Data excerpts ▸
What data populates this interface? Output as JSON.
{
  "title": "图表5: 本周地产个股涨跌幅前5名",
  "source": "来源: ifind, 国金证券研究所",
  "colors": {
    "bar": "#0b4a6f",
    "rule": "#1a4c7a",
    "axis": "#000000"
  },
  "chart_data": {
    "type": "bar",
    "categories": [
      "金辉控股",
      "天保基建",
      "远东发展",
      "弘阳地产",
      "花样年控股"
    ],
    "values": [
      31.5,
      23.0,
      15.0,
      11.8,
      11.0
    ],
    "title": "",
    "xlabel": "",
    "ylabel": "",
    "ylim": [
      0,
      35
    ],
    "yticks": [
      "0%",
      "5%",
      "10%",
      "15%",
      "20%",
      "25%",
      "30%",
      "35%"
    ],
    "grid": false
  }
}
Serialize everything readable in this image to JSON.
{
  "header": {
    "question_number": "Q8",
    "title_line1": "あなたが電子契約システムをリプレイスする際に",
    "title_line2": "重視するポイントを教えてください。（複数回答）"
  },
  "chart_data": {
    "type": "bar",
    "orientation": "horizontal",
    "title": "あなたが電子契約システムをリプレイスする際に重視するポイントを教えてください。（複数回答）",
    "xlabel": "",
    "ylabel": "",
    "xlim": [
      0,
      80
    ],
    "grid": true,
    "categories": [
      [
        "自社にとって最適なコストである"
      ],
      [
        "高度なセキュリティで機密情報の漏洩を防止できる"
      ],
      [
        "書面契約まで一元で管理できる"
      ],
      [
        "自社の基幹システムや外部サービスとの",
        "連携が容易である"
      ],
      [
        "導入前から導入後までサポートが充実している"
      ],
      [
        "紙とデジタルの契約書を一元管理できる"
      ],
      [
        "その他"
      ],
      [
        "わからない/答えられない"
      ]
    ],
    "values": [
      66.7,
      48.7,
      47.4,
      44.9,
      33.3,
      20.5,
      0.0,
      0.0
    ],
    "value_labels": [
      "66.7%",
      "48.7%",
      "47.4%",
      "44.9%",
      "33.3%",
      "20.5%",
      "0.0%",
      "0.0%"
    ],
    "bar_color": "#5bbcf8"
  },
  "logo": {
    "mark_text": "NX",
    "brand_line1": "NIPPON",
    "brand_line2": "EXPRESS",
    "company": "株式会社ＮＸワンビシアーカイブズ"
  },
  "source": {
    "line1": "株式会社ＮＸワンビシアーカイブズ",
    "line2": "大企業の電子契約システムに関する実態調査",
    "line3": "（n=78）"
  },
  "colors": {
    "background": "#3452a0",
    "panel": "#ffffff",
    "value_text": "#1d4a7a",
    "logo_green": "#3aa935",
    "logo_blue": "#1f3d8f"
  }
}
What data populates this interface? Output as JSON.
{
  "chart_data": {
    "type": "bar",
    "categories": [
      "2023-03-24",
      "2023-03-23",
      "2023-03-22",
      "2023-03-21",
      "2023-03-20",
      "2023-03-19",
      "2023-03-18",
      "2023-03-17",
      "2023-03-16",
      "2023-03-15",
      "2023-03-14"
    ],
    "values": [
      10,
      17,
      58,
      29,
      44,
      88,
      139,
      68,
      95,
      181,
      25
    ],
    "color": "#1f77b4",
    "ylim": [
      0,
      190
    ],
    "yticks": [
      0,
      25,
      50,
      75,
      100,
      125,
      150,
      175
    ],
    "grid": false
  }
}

Written request ▸
All of the records must be repeated exactly.

Result of the exercise ▸
What data populates this interface? Output as JSON.
{
  "title": "图表5: 本周地产个股涨跌幅前5名",
  "source": "来源: ifind, 国金证券研究所",
  "colors": {
    "bar": "#0b4a6f",
    "rule": "#1a4c7a",
    "axis": "#000000"
  },
  "chart_data": {
    "type": "bar",
    "categories": [
      "金辉控股",
      "天保基建",
      "远东发展",
      "弘阳地产",
      "花样年控股"
    ],
    "values": [
      31.5,
      23.0,
      15.0,
      11.8,
      11.0
    ],
    "title": "",
    "xlabel": "",
    "ylabel": "",
    "ylim": [
      0,
      35
    ],
    "yticks": [
      "0%",
      "5%",
      "10%",
      "15%",
      "20%",
      "25%",
      "30%",
      "35%"
    ],
    "grid": false
  }
}
Serialize everything readable in this image to JSON.
{
  "header": {
    "question_number": "Q8",
    "title_line1": "あなたが電子契約システムをリプレイスする際に",
    "title_line2": "重視するポイントを教えてください。（複数回答）"
  },
  "chart_data": {
    "type": "bar",
    "orientation": "horizontal",
    "title": "あなたが電子契約システムをリプレイスする際に重視するポイントを教えてください。（複数回答）",
    "xlabel": "",
    "ylabel": "",
    "xlim": [
      0,
      80
    ],
    "grid": true,
    "categories": [
      [
        "自社にとって最適なコストである"
      ],
      [
        "高度なセキュリティで機密情報の漏洩を防止できる"
      ],
      [
        "書面契約まで一元で管理できる"
      ],
      [
        "自社の基幹システムや外部サービスとの",
        "連携が容易である"
      ],
      [
        "導入前から導入後までサポートが充実している"
      ],
      [
        "紙とデジタルの契約書を一元管理できる"
      ],
      [
        "その他"
      ],
      [
        "わからない/答えられない"
      ]
    ],
    "values": [
      66.7,
      48.7,
      47.4,
      44.9,
      33.3,
      20.5,
      0.0,
      0.0
    ],
    "value_labels": [
      "66.7%",
      "48.7%",
      "47.4%",
      "44.9%",
      "33.3%",
      "20.5%",
      "0.0%",
      "0.0%"
    ],
    "bar_color": "#5bbcf8"
  },
  "logo": {
    "mark_text": "NX",
    "brand_line1": "NIPPON",
    "brand_line2": "EXPRESS",
    "company": "株式会社ＮＸワンビシアーカイブズ"
  },
  "source": {
    "line1": "株式会社ＮＸワンビシアーカイブズ",
    "line2": "大企業の電子契約システムに関する実態調査",
    "line3": "（n=78）"
  },
  "colors": {
    "background": "#3452a0",
    "panel": "#ffffff",
    "value_text": "#1d4a7a",
    "logo_green": "#3aa935",
    "logo_blue": "#1f3d8f"
  }
}
What data populates this interface? Output as JSON.
{
  "chart_data": {
    "type": "bar",
    "categories": [
      "2023-03-24",
      "2023-03-23",
      "2023-03-22",
      "2023-03-21",
      "2023-03-20",
      "2023-03-19",
      "2023-03-18",
      "2023-03-17",
      "2023-03-16",
      "2023-03-15",
      "2023-03-14"
    ],
    "values": [
      10,
      17,
      58,
      29,
      44,
      88,
      139,
      68,
      95,
      181,
      25
    ],
    "color": "#1f77b4",
    "ylim": [
      0,
      190
    ],
    "yticks": [
      0,
      25,
      50,
      75,
      100,
      125,
      150,
      175
    ],
    "grid": false
  }
}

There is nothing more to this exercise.